Pete Rose is Banned From Major League Baseball

August 24, 1989, Thursday, 9 a.m. Giamatti, the commissioner of baseball, steps up to a microphone in New York City.

"One of the game's greatest players has engaged in a variety of acts which have stained the game, and he must now live with the consequences of those acts," he tells a packed room of reporters.

With that, Giamatti announces that Rose, baseball's all-time hits leader and one of history's greatest players, has been banned from baseball for life for gambling on baseball.

Amid reports that he had bet on baseball, Rose was questioned in February 1989 by outgoing commissioner Peter Ueberroth and his replacement, Bart Giamatti. Rose denied the allegations and Ueberroth dropped the investigation. However, three days after Giamatti became Commissioner, lawyer John M. Dowd was retained to investigate these charges against Rose. A Sports Illustrated cover story published on March 21, 1989 gave the public their first detailed report of the allegations that Rose had placed bets on baseball games.

Dowd interviewed many of Rose's associates, including alleged bookies and bet runners. He delivered a summary of his findings to the Commissioner in May. In it, Dowd documented Rose's alleged gambling activities in 1985 and 1986 and compiled a day-by-day account of Rose's alleged betting on baseball games in 1987. The Dowd Report documented his alleged bets on 52 Reds games in 1987, where Rose wagered a minimum of $10,000 a day. Others involved in the allegations claim that number was actually $2,000 a day.

According to the Dowd Report itself, "no evidence was discovered that Rose bet against the Reds." This is in contrast to the case of "Shoeless" Joe Jackson and his teammates in the Black Sox Scandal, who were accused of intentionally losing the 1919 World Series. Those critical of Rose's behavior, including Ohio's own Hall of Fame baseball reporter Hal McCoy, have observed that "the major problem with Rose betting on baseball, particularly the Reds, is that as manager he could control games, make decisions that could enhance his chances of winning his bets, thus jeopardizing the integrity of the game."

Rose continued to deny all of the accusations against him and refused to appear at a hearing with Giamatti on the matter. He filed a lawsuit alleging that the Commissioner had prejudged the case and could not provide a fair hearing. A Cincinnati judge issued a temporary restraining order to delay the hearing, but Giamatti fought to have the case moved to Federal Court. The Commissioner prevailed in that effort, after which he and Rose entered settlement negotiations.

Work to be completed: From the text on Pete Rose's ban from baseball, extract the passage starting at "Dowd interviewed many" and ending at "actually $2,000 a day.", copied word for word.

Extracted data:
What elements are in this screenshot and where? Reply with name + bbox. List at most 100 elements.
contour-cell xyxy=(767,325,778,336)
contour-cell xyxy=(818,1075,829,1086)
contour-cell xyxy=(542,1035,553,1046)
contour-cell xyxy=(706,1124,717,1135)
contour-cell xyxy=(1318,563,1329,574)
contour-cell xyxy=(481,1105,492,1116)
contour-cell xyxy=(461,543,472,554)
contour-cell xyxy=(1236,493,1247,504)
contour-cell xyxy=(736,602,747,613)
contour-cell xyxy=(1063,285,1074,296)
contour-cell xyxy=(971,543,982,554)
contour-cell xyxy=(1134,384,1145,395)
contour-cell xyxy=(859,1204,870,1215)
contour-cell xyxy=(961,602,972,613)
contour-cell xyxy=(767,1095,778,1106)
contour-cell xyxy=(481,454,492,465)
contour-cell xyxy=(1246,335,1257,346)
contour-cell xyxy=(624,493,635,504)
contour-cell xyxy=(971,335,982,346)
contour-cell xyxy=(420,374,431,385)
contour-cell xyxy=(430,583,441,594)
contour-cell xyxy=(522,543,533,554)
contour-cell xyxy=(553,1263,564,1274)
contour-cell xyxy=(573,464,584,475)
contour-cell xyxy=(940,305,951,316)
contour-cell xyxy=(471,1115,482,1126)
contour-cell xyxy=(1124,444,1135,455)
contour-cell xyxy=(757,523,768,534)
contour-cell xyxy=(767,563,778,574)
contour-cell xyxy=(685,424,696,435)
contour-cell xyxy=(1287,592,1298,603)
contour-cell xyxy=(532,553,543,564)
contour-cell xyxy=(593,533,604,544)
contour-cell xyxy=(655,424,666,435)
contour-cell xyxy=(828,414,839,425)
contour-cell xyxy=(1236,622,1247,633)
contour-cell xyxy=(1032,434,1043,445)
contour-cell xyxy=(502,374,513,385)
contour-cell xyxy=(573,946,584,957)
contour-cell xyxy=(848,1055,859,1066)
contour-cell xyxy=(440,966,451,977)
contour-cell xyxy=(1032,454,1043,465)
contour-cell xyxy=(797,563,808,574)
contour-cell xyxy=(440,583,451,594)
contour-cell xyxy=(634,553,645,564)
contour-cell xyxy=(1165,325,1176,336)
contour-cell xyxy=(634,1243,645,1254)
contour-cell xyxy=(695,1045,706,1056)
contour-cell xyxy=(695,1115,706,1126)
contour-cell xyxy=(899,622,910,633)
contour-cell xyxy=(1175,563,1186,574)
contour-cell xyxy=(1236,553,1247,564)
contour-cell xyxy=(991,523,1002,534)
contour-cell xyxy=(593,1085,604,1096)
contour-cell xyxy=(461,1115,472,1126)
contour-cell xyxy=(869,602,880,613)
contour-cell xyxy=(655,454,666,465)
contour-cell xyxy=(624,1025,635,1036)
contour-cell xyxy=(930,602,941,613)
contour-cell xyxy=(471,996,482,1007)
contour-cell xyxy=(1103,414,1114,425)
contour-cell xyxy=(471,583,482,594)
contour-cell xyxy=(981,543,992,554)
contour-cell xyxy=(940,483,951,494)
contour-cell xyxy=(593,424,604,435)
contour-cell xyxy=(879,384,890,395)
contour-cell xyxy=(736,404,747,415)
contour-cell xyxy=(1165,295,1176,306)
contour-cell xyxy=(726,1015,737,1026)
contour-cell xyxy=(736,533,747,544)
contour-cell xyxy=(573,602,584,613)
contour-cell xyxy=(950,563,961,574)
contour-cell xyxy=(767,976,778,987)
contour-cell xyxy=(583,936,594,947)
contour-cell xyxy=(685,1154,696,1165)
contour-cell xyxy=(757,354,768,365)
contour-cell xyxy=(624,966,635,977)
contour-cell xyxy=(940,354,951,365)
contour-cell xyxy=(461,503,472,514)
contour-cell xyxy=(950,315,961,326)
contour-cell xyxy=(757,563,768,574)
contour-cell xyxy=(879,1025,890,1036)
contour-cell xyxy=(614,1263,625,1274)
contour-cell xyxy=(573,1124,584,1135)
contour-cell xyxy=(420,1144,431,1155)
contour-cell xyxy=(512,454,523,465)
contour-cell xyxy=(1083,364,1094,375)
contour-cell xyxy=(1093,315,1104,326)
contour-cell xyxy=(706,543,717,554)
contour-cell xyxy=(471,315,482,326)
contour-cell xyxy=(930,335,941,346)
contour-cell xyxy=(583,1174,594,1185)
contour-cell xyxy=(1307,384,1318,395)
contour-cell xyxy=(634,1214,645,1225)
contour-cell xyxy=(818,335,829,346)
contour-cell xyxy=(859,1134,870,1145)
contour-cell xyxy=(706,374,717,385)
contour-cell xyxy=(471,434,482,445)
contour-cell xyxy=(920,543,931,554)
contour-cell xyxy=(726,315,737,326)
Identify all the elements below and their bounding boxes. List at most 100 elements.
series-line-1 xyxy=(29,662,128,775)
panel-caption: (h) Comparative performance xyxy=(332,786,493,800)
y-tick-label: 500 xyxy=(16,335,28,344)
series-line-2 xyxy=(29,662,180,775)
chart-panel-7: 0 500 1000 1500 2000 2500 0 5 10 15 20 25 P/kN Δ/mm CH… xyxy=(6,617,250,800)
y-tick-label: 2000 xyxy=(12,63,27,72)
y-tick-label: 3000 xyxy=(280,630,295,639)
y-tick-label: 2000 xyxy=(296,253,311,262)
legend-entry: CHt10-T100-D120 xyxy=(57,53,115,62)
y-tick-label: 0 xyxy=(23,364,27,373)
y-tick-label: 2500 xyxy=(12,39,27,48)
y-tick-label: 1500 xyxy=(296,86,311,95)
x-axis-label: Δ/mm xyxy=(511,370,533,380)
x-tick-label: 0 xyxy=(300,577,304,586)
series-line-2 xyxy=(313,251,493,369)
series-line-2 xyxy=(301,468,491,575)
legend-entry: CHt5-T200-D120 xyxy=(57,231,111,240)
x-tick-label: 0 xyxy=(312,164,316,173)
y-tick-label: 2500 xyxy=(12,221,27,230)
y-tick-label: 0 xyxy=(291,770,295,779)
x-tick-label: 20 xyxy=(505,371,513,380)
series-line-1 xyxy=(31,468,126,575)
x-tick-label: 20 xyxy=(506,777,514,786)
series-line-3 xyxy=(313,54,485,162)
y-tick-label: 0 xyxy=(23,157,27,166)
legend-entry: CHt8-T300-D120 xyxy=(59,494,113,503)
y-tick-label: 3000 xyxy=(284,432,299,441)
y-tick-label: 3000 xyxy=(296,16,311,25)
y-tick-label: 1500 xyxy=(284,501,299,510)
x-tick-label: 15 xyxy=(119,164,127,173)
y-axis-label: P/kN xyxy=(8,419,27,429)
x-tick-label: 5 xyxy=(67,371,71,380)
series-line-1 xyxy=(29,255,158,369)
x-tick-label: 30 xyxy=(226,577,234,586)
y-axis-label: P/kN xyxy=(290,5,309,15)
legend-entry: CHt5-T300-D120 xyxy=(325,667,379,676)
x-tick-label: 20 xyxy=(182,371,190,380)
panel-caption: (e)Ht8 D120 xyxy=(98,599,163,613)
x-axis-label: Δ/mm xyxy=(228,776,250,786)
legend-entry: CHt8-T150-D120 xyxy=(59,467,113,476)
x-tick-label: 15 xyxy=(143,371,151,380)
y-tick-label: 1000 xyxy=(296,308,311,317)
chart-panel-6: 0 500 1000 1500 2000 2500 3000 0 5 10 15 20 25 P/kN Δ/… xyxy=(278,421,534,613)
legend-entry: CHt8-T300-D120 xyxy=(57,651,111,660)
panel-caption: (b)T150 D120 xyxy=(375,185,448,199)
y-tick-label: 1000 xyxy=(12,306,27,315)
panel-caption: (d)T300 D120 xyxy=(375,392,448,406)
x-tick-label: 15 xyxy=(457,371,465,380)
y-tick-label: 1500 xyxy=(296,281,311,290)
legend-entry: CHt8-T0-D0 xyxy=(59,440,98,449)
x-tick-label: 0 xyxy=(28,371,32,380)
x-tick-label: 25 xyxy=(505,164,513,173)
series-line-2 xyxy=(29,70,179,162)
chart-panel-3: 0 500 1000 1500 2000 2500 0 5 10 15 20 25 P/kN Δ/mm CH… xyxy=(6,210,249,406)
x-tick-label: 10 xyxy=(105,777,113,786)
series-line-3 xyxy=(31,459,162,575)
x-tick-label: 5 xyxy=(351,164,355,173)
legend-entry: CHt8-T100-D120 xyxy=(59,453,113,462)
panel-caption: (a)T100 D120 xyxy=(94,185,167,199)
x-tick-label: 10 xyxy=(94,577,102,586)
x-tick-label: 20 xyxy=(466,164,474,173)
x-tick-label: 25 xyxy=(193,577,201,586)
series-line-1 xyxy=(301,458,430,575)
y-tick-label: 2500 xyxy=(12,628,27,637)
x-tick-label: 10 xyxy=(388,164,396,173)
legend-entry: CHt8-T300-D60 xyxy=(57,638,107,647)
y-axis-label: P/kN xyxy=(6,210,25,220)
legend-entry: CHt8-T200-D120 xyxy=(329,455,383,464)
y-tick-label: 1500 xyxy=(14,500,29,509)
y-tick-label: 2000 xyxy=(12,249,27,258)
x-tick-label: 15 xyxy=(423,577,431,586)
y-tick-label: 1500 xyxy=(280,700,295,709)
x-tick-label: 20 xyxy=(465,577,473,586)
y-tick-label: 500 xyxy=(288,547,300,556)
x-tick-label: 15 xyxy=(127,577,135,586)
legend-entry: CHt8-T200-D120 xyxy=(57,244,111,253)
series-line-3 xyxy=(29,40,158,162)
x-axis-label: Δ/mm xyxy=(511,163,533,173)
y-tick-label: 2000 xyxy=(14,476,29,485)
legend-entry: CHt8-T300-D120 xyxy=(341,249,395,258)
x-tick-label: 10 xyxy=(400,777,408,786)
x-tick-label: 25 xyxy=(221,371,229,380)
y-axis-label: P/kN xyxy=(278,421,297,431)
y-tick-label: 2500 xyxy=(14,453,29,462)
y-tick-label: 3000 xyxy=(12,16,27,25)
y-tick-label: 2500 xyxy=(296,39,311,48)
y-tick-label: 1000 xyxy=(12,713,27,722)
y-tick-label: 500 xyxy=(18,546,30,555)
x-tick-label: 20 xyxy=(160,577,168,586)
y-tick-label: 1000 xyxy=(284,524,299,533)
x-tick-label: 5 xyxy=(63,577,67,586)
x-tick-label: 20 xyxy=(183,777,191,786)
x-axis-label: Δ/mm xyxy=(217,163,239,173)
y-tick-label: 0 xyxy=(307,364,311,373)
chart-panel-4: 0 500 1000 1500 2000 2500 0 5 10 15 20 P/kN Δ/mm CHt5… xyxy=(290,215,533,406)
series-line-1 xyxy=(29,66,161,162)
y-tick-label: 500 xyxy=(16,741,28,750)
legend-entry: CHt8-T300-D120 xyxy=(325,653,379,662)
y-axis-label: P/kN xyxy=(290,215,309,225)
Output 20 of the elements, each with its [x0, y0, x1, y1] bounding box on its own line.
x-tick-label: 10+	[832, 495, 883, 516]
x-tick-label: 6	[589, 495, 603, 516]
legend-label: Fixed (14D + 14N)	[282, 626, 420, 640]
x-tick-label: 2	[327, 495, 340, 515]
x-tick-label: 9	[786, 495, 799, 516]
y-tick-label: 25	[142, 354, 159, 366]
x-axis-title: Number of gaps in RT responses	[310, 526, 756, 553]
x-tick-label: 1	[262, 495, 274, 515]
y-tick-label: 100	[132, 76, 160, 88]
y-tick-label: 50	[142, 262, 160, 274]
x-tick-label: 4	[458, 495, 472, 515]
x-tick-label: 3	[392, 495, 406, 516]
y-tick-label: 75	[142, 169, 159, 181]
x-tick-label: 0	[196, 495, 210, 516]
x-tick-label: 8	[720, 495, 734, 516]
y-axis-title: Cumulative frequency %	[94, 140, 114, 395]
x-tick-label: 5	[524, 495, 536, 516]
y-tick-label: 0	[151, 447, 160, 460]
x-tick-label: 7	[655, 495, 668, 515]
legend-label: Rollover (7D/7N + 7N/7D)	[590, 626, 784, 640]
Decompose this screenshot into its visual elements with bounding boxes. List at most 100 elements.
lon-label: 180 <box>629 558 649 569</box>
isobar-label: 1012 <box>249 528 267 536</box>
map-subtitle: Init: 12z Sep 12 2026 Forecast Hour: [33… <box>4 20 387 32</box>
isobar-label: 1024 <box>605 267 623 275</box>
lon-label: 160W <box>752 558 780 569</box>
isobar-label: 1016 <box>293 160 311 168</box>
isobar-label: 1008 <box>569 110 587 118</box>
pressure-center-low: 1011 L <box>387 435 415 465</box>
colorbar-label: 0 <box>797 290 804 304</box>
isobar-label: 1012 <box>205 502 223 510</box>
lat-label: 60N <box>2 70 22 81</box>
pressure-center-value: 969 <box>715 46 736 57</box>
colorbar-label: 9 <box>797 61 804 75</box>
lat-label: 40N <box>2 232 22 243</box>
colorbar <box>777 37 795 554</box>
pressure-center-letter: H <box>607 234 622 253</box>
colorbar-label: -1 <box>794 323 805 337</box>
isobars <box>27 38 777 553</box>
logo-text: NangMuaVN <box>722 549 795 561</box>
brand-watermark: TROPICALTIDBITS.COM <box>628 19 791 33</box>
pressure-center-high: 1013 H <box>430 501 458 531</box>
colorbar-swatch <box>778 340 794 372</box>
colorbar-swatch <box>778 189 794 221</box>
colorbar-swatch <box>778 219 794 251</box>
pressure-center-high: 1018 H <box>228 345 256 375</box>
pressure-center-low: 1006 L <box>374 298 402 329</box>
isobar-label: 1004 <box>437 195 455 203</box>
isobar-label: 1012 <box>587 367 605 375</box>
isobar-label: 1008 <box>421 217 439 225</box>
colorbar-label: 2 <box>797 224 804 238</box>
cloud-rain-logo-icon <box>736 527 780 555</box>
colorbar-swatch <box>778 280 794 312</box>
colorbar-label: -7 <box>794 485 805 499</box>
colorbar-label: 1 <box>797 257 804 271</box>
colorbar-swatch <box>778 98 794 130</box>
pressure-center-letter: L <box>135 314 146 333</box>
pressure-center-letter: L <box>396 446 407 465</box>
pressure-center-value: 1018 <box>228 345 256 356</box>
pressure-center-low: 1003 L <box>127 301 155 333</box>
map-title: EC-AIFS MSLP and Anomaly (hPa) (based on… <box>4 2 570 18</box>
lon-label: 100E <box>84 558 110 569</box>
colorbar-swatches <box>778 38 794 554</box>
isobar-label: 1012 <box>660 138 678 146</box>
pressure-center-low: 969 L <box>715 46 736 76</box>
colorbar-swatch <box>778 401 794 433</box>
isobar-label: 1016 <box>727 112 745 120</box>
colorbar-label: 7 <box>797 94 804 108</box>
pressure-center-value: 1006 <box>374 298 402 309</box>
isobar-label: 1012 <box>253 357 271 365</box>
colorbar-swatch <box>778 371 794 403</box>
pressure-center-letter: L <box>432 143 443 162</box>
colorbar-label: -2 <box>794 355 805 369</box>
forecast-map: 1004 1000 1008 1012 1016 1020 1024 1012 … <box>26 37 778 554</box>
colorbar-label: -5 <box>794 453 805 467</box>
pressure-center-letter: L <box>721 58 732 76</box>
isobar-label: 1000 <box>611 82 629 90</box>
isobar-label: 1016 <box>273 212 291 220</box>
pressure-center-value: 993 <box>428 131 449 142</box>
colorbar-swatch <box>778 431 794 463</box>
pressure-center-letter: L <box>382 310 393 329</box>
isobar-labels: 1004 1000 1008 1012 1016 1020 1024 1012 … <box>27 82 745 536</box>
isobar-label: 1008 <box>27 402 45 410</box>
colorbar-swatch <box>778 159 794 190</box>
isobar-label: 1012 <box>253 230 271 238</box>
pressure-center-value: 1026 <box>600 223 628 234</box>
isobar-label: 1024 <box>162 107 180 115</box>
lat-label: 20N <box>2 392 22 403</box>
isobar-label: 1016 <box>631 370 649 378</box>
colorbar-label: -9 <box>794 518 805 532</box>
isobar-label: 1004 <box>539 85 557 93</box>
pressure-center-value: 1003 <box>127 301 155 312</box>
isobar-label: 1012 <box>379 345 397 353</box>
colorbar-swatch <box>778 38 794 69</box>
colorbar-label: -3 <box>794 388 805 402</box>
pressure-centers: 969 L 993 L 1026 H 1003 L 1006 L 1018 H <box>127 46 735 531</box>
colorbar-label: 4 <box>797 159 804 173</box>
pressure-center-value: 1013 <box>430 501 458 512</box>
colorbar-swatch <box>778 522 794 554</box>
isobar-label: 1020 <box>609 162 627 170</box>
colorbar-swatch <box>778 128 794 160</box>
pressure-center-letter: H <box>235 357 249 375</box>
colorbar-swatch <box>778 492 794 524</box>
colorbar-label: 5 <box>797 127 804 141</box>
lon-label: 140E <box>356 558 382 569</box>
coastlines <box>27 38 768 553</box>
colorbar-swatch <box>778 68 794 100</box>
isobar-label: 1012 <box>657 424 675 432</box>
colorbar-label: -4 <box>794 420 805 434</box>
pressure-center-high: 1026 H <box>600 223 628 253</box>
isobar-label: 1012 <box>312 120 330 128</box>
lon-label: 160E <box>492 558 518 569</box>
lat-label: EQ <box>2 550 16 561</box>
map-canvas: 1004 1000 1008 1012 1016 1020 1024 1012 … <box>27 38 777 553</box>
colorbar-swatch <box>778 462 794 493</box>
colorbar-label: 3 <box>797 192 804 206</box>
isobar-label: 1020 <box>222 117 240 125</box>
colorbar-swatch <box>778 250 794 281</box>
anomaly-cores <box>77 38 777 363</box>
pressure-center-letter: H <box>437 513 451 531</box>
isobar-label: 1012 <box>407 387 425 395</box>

Final answer:
Dowd interviewed many of Rose's associates, including alleged bookies and bet runners. He delivered a summary of his findings to the Commissioner in May. In it, Dowd documented Rose's alleged gambling activities in 1985 and 1986 and compiled a day-by-day account of Rose's alleged betting on baseball games in 1987. The Dowd Report documented his alleged bets on 52 Reds games in 1987, where Rose wagered a minimum of $10,000 a day. Others involved in the allegations claim that number was actually $2,000 a day.